## Problem details
Go through the lines below and copy each one that holds the string "Joindre".

*-*-*

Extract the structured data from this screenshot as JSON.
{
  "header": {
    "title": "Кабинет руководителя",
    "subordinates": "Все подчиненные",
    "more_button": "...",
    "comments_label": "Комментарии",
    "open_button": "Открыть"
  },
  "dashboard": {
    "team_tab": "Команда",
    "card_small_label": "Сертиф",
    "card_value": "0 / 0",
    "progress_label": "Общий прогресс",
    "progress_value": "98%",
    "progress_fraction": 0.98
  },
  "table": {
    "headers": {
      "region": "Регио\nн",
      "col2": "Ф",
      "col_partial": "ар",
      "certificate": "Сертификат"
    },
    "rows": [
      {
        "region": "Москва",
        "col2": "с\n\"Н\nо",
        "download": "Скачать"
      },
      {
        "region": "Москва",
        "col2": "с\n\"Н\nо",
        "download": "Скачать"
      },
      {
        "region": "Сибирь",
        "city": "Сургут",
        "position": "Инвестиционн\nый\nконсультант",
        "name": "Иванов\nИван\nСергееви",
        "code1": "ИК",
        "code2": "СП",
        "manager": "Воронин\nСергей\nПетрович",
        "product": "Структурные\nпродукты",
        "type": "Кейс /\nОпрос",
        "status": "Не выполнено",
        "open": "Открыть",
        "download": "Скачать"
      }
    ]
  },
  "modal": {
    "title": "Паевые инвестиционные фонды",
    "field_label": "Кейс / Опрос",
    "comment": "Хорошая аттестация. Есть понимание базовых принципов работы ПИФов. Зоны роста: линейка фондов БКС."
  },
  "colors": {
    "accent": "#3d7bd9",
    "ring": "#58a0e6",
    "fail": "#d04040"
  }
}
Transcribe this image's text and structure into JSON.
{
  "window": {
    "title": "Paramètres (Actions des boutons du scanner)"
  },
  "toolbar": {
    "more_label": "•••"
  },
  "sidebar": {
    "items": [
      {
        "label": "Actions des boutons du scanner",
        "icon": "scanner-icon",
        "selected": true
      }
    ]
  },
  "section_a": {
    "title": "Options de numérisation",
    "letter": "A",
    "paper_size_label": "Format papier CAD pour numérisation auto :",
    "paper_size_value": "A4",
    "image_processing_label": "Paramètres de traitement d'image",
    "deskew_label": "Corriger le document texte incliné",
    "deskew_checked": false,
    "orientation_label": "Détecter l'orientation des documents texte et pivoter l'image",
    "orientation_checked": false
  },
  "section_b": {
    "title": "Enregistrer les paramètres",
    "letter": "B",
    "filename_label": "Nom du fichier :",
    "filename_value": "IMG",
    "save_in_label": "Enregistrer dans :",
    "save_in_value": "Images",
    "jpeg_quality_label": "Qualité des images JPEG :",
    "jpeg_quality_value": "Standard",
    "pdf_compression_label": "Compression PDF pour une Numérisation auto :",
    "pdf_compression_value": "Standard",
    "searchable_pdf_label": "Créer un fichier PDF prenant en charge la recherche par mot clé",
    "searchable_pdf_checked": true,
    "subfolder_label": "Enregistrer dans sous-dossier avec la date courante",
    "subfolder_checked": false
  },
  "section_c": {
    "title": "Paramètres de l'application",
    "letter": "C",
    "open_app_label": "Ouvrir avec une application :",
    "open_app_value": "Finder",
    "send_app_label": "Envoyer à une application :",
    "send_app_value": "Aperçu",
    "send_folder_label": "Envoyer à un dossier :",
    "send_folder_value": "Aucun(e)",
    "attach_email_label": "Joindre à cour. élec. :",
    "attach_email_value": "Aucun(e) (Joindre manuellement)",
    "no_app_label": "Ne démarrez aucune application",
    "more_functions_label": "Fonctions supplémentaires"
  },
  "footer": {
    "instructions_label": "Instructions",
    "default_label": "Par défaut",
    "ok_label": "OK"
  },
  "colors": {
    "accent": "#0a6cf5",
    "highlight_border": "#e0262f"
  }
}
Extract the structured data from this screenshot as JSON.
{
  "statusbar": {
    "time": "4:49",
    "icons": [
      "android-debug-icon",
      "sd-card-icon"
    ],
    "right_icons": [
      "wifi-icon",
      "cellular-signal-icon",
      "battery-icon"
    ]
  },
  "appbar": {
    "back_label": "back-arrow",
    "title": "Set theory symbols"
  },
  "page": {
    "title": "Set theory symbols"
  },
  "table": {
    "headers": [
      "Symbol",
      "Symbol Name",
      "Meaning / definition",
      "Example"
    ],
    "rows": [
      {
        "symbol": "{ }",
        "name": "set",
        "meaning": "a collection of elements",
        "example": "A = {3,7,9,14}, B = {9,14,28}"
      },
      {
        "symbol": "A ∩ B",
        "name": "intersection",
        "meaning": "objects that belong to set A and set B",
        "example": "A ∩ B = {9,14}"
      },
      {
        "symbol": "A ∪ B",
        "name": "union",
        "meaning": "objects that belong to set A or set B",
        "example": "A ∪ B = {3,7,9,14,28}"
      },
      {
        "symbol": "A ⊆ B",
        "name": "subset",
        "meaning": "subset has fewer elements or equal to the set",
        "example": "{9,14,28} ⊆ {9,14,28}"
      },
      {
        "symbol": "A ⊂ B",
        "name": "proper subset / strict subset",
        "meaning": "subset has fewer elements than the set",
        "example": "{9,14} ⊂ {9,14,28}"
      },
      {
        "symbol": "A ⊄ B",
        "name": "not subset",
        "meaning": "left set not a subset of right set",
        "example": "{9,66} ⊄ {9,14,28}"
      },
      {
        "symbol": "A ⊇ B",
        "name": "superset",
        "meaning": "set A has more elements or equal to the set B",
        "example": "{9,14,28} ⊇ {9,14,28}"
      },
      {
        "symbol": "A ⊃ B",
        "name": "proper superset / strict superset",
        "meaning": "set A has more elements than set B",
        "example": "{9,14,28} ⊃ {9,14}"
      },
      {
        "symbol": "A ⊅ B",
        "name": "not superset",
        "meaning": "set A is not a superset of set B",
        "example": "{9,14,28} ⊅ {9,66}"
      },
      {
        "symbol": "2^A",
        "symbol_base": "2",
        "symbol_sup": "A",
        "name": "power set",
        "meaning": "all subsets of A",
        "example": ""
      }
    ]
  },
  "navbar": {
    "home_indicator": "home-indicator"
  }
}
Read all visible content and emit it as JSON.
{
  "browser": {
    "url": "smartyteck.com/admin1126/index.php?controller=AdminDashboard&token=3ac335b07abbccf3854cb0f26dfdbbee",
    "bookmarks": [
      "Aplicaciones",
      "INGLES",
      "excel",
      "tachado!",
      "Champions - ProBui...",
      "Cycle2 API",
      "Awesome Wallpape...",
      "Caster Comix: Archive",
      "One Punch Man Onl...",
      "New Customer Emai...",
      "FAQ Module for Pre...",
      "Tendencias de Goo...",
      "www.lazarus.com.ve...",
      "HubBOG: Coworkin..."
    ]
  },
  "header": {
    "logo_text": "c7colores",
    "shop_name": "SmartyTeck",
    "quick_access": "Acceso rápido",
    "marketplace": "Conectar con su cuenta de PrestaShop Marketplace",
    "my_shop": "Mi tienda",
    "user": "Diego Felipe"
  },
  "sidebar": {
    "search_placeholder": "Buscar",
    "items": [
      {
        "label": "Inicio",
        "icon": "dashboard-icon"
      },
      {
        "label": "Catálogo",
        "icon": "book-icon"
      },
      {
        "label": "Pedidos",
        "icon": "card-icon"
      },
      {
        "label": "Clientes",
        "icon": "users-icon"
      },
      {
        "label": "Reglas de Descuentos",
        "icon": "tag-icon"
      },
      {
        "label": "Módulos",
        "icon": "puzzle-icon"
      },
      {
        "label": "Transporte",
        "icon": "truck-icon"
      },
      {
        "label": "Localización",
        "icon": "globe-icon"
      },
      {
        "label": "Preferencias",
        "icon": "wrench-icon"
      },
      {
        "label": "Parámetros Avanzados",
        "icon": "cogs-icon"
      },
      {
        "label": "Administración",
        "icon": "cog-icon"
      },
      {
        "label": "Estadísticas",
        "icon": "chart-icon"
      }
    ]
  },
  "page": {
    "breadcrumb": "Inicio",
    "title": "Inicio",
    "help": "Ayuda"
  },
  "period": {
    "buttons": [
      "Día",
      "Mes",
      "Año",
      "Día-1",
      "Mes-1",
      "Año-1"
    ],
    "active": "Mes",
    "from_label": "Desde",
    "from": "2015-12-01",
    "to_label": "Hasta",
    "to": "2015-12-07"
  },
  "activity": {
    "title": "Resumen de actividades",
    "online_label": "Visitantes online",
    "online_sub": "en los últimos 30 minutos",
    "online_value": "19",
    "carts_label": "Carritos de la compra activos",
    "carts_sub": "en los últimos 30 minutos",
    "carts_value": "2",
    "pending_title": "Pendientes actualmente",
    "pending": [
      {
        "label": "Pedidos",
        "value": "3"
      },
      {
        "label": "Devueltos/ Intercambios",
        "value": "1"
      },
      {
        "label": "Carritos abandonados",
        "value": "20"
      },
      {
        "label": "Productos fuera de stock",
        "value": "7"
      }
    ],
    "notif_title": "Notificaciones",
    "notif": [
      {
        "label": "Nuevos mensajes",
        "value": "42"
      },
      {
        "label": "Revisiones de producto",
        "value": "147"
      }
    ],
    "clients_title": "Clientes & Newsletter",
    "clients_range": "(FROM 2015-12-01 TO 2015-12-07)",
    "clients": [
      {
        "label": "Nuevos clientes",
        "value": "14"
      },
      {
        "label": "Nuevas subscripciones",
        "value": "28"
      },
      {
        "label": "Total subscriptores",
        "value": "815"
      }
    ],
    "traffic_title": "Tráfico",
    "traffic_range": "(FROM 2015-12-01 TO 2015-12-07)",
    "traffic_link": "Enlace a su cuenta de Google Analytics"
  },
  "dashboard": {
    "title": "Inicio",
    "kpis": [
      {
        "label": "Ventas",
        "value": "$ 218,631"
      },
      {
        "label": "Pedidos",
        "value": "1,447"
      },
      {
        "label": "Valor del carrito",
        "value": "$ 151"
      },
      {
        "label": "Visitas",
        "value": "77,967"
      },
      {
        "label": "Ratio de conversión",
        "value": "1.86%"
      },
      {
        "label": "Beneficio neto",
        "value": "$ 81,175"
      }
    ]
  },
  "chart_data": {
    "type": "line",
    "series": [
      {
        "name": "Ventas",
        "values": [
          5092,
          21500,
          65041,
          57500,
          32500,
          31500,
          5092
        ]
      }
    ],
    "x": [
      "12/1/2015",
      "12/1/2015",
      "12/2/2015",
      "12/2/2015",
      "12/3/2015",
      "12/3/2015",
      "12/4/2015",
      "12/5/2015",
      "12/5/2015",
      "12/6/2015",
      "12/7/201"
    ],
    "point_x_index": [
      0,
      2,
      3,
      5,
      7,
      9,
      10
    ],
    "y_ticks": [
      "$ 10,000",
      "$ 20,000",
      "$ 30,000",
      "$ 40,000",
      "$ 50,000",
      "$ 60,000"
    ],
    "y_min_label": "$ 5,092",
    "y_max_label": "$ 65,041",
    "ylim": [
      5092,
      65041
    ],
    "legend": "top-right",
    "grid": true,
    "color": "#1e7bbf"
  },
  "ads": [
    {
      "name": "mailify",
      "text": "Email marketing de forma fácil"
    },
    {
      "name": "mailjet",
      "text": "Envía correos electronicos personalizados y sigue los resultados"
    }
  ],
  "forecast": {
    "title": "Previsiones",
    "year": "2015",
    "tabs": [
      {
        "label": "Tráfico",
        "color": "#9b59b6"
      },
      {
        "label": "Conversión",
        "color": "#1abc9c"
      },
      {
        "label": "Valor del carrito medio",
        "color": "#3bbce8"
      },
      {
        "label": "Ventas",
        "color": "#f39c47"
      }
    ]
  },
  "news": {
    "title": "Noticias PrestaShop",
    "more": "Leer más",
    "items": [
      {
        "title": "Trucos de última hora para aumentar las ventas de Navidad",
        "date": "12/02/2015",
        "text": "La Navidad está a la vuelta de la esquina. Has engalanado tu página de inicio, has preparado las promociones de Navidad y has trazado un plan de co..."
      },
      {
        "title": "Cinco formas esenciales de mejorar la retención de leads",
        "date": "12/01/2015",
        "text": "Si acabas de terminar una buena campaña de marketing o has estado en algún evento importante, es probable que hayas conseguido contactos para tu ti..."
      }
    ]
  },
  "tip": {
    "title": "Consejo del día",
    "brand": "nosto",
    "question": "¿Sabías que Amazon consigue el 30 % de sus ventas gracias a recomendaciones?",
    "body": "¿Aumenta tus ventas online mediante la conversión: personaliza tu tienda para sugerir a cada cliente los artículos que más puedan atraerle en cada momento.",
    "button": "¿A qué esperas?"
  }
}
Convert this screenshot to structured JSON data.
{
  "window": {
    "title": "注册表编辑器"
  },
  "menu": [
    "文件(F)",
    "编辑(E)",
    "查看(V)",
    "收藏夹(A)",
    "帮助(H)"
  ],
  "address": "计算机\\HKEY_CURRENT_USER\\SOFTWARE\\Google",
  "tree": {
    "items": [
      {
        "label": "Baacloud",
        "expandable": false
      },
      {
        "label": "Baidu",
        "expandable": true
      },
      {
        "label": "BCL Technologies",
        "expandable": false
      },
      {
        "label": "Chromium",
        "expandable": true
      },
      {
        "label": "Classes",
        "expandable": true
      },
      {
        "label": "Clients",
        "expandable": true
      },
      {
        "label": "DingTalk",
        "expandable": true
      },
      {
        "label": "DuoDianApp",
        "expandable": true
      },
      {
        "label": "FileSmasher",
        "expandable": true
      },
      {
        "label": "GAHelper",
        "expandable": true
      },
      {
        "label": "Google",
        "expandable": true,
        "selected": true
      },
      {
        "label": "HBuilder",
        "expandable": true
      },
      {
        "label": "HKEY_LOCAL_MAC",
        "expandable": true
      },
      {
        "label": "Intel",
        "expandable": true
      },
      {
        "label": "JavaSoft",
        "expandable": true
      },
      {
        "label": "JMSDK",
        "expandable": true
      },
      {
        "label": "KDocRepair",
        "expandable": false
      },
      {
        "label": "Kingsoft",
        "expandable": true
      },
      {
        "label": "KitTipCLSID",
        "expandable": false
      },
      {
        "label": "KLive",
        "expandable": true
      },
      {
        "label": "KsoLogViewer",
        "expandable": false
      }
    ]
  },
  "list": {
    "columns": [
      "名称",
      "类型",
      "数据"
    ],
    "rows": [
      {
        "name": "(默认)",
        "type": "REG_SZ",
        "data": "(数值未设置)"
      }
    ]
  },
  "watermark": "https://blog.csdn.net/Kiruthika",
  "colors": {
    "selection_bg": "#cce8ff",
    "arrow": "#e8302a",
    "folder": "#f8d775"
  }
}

*-*-*

## Task output
    "attach_email_label": "Joindre à cour. élec. :",
    "attach_email_value": "Aucun(e) (Joindre manuellement)",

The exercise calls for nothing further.